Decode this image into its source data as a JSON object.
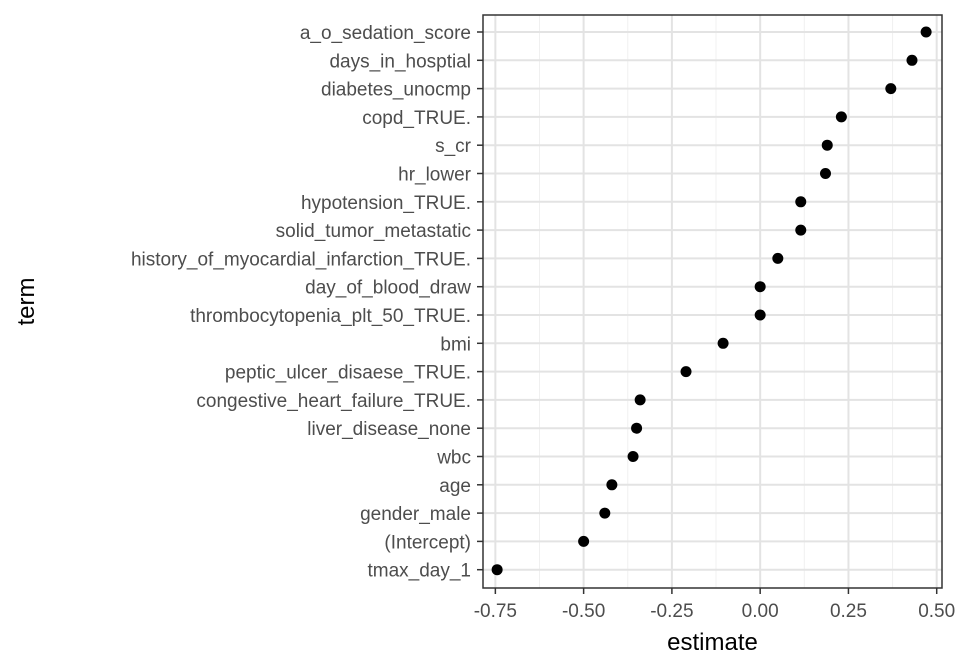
{
  "chart_data": {
    "type": "scatter",
    "xlabel": "estimate",
    "ylabel": "term",
    "xlim": [
      -0.785,
      0.515
    ],
    "x_ticks": [
      -0.75,
      -0.5,
      -0.25,
      0.0,
      0.25,
      0.5
    ],
    "x_tick_labels": [
      "-0.75",
      "-0.50",
      "-0.25",
      "0.00",
      "0.25",
      "0.50"
    ],
    "grid": true,
    "point_color": "#000000",
    "points": [
      {
        "term": "a_o_sedation_score",
        "estimate": 0.47
      },
      {
        "term": "days_in_hosptial",
        "estimate": 0.43
      },
      {
        "term": "diabetes_unocmp",
        "estimate": 0.37
      },
      {
        "term": "copd_TRUE.",
        "estimate": 0.23
      },
      {
        "term": "s_cr",
        "estimate": 0.19
      },
      {
        "term": "hr_lower",
        "estimate": 0.185
      },
      {
        "term": "hypotension_TRUE.",
        "estimate": 0.115
      },
      {
        "term": "solid_tumor_metastatic",
        "estimate": 0.115
      },
      {
        "term": "history_of_myocardial_infarction_TRUE.",
        "estimate": 0.05
      },
      {
        "term": "day_of_blood_draw",
        "estimate": 0.0
      },
      {
        "term": "thrombocytopenia_plt_50_TRUE.",
        "estimate": 0.0
      },
      {
        "term": "bmi",
        "estimate": -0.105
      },
      {
        "term": "peptic_ulcer_disaese_TRUE.",
        "estimate": -0.21
      },
      {
        "term": "congestive_heart_failure_TRUE.",
        "estimate": -0.34
      },
      {
        "term": "liver_disease_none",
        "estimate": -0.35
      },
      {
        "term": "wbc",
        "estimate": -0.36
      },
      {
        "term": "age",
        "estimate": -0.42
      },
      {
        "term": "gender_male",
        "estimate": -0.44
      },
      {
        "term": "(Intercept)",
        "estimate": -0.5
      },
      {
        "term": "tmax_day_1",
        "estimate": -0.745
      }
    ]
  }
}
+++
▸ **EXERCISE INSTRUCTIONS**
Set each line of the records down exactly, leaving every picture out.

▸ **YOUR RESPONSE**
Decode this image into its source data as a JSON object.
{
  "chart_data": {
    "type": "scatter",
    "xlabel": "estimate",
    "ylabel": "term",
    "xlim": [
      -0.785,
      0.515
    ],
    "x_ticks": [
      -0.75,
      -0.5,
      -0.25,
      0.0,
      0.25,
      0.5
    ],
    "x_tick_labels": [
      "-0.75",
      "-0.50",
      "-0.25",
      "0.00",
      "0.25",
      "0.50"
    ],
    "grid": true,
    "point_color": "#000000",
    "points": [
      {
        "term": "a_o_sedation_score",
        "estimate": 0.47
      },
      {
        "term": "days_in_hosptial",
        "estimate": 0.43
      },
      {
        "term": "diabetes_unocmp",
        "estimate": 0.37
      },
      {
        "term": "copd_TRUE.",
        "estimate": 0.23
      },
      {
        "term": "s_cr",
        "estimate": 0.19
      },
      {
        "term": "hr_lower",
        "estimate": 0.185
      },
      {
        "term": "hypotension_TRUE.",
        "estimate": 0.115
      },
      {
        "term": "solid_tumor_metastatic",
        "estimate": 0.115
      },
      {
        "term": "history_of_myocardial_infarction_TRUE.",
        "estimate": 0.05
      },
      {
        "term": "day_of_blood_draw",
        "estimate": 0.0
      },
      {
        "term": "thrombocytopenia_plt_50_TRUE.",
        "estimate": 0.0
      },
      {
        "term": "bmi",
        "estimate": -0.105
      },
      {
        "term": "peptic_ulcer_disaese_TRUE.",
        "estimate": -0.21
      },
      {
        "term": "congestive_heart_failure_TRUE.",
        "estimate": -0.34
      },
      {
        "term": "liver_disease_none",
        "estimate": -0.35
      },
      {
        "term": "wbc",
        "estimate": -0.36
      },
      {
        "term": "age",
        "estimate": -0.42
      },
      {
        "term": "gender_male",
        "estimate": -0.44
      },
      {
        "term": "(Intercept)",
        "estimate": -0.5
      },
      {
        "term": "tmax_day_1",
        "estimate": -0.745
      }
    ]
  }
}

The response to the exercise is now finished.